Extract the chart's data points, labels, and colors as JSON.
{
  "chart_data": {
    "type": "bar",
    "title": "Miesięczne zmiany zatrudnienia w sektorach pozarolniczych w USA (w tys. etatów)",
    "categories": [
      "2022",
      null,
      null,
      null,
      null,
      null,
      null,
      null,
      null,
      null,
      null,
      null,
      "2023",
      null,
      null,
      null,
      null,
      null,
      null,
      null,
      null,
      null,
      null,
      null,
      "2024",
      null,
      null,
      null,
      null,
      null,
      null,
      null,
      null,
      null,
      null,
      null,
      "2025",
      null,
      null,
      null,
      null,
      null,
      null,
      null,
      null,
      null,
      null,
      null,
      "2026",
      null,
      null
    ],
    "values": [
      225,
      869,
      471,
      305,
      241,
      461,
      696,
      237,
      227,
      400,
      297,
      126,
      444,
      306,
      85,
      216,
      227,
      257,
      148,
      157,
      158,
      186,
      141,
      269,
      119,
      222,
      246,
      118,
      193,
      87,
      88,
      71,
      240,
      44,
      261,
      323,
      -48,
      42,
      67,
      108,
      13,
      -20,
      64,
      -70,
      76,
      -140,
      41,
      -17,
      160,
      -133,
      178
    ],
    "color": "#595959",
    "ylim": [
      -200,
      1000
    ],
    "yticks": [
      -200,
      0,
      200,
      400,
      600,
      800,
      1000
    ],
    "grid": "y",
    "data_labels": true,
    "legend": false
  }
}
☆ ☆ ☆ ☆ ☆
• [Problem requirements] Extract all the material, leaving every line as it is.

• [Task answer]
Extract the chart's data points, labels, and colors as JSON.
{
  "chart_data": {
    "type": "bar",
    "title": "Miesięczne zmiany zatrudnienia w sektorach pozarolniczych w USA (w tys. etatów)",
    "categories": [
      "2022",
      null,
      null,
      null,
      null,
      null,
      null,
      null,
      null,
      null,
      null,
      null,
      "2023",
      null,
      null,
      null,
      null,
      null,
      null,
      null,
      null,
      null,
      null,
      null,
      "2024",
      null,
      null,
      null,
      null,
      null,
      null,
      null,
      null,
      null,
      null,
      null,
      "2025",
      null,
      null,
      null,
      null,
      null,
      null,
      null,
      null,
      null,
      null,
      null,
      "2026",
      null,
      null
    ],
    "values": [
      225,
      869,
      471,
      305,
      241,
      461,
      696,
      237,
      227,
      400,
      297,
      126,
      444,
      306,
      85,
      216,
      227,
      257,
      148,
      157,
      158,
      186,
      141,
      269,
      119,
      222,
      246,
      118,
      193,
      87,
      88,
      71,
      240,
      44,
      261,
      323,
      -48,
      42,
      67,
      108,
      13,
      -20,
      64,
      -70,
      76,
      -140,
      41,
      -17,
      160,
      -133,
      178
    ],
    "color": "#595959",
    "ylim": [
      -200,
      1000
    ],
    "yticks": [
      -200,
      0,
      200,
      400,
      600,
      800,
      1000
    ],
    "grid": "y",
    "data_labels": true,
    "legend": false
  }
}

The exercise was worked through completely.